**What is expected**: Find the lines below that contain the word "物体吸收热量后" and count them. Only the number should be given.

# START OF Data supplied

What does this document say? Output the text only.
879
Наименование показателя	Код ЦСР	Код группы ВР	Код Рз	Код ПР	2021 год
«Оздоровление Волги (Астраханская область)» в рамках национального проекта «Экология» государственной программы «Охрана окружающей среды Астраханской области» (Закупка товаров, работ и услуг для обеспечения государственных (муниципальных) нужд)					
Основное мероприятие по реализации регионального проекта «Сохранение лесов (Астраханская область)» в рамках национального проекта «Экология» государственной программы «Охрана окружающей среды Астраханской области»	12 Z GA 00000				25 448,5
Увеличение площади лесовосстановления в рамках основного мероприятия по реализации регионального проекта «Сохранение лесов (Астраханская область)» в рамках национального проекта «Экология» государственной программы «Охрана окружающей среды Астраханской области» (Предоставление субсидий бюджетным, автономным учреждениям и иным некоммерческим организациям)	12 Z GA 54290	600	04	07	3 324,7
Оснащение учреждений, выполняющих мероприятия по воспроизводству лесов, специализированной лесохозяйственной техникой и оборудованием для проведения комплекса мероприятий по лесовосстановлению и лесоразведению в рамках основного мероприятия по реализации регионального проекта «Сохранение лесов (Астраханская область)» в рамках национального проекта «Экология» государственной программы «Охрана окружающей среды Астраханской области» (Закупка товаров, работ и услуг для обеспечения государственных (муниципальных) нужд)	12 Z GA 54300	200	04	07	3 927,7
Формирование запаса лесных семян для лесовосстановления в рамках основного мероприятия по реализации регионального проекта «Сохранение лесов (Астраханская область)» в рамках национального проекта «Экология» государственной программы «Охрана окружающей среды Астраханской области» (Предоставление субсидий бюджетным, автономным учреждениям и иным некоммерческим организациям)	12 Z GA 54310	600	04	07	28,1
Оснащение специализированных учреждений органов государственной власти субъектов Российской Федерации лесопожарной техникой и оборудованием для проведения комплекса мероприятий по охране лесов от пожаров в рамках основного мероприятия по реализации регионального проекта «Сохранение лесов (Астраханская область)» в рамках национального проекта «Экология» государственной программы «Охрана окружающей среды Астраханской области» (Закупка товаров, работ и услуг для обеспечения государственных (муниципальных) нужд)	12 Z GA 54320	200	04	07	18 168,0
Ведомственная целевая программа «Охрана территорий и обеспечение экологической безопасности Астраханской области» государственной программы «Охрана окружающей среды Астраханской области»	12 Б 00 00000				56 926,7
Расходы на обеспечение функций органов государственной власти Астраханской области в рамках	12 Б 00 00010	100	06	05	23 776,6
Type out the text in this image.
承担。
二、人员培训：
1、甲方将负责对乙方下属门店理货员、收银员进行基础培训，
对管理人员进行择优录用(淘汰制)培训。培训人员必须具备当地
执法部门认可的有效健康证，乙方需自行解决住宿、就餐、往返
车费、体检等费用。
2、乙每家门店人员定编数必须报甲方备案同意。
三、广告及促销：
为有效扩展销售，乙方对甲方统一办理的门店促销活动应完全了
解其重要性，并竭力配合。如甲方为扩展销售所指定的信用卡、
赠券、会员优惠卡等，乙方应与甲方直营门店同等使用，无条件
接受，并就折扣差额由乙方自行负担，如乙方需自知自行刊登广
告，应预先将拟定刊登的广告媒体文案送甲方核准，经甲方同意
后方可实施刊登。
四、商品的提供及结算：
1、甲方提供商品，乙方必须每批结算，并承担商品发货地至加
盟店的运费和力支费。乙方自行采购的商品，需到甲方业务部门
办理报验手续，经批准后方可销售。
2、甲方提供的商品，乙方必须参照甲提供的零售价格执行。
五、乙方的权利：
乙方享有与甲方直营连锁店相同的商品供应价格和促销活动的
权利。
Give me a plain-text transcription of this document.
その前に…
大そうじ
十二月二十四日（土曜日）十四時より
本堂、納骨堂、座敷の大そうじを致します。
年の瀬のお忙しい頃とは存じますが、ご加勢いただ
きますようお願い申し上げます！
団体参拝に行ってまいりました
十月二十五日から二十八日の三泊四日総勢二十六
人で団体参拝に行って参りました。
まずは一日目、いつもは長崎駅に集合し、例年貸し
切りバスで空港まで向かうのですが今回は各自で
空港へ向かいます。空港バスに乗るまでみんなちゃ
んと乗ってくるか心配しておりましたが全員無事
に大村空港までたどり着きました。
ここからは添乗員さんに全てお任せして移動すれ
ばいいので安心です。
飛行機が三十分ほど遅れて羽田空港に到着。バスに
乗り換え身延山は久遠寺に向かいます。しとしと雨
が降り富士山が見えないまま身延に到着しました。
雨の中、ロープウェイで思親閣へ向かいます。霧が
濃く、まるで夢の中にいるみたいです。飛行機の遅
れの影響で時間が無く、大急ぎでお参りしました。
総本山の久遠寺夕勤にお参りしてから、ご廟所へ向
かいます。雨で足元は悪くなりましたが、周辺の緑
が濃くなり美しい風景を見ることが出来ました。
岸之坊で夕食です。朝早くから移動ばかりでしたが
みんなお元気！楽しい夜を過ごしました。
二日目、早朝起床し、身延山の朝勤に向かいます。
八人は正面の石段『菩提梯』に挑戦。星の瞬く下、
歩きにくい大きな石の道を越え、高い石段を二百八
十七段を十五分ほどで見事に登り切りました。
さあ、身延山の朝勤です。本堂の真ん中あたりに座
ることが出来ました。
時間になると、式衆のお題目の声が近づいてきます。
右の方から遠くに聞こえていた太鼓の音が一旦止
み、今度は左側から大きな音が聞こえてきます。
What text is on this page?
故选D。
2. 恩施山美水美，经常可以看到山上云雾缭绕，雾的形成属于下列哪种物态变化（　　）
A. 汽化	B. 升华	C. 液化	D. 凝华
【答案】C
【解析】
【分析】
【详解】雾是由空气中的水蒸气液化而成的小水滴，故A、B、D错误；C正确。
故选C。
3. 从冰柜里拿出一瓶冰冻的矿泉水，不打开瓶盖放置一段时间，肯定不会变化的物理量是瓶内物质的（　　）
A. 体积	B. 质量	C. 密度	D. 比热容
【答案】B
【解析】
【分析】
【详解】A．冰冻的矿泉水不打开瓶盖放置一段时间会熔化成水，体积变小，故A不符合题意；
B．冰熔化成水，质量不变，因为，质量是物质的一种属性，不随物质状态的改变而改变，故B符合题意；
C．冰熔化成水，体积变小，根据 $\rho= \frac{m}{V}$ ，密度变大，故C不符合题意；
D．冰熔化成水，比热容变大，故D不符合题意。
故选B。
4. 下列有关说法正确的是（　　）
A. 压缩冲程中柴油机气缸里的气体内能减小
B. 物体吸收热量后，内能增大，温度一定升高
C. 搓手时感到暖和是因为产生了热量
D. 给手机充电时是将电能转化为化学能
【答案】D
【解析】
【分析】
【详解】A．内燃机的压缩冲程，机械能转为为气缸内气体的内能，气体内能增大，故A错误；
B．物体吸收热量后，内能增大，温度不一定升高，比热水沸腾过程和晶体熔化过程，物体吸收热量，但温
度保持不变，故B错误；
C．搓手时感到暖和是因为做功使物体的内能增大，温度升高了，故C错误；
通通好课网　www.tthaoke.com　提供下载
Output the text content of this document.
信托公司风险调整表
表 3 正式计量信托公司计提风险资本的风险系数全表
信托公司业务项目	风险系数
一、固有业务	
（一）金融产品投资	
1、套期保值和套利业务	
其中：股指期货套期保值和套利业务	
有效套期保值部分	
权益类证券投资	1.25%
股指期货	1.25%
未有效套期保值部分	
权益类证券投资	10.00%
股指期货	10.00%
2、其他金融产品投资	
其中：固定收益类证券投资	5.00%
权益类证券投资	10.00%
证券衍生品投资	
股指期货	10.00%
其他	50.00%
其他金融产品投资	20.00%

# END OF Data supplied

**Reply to the exercise**: 2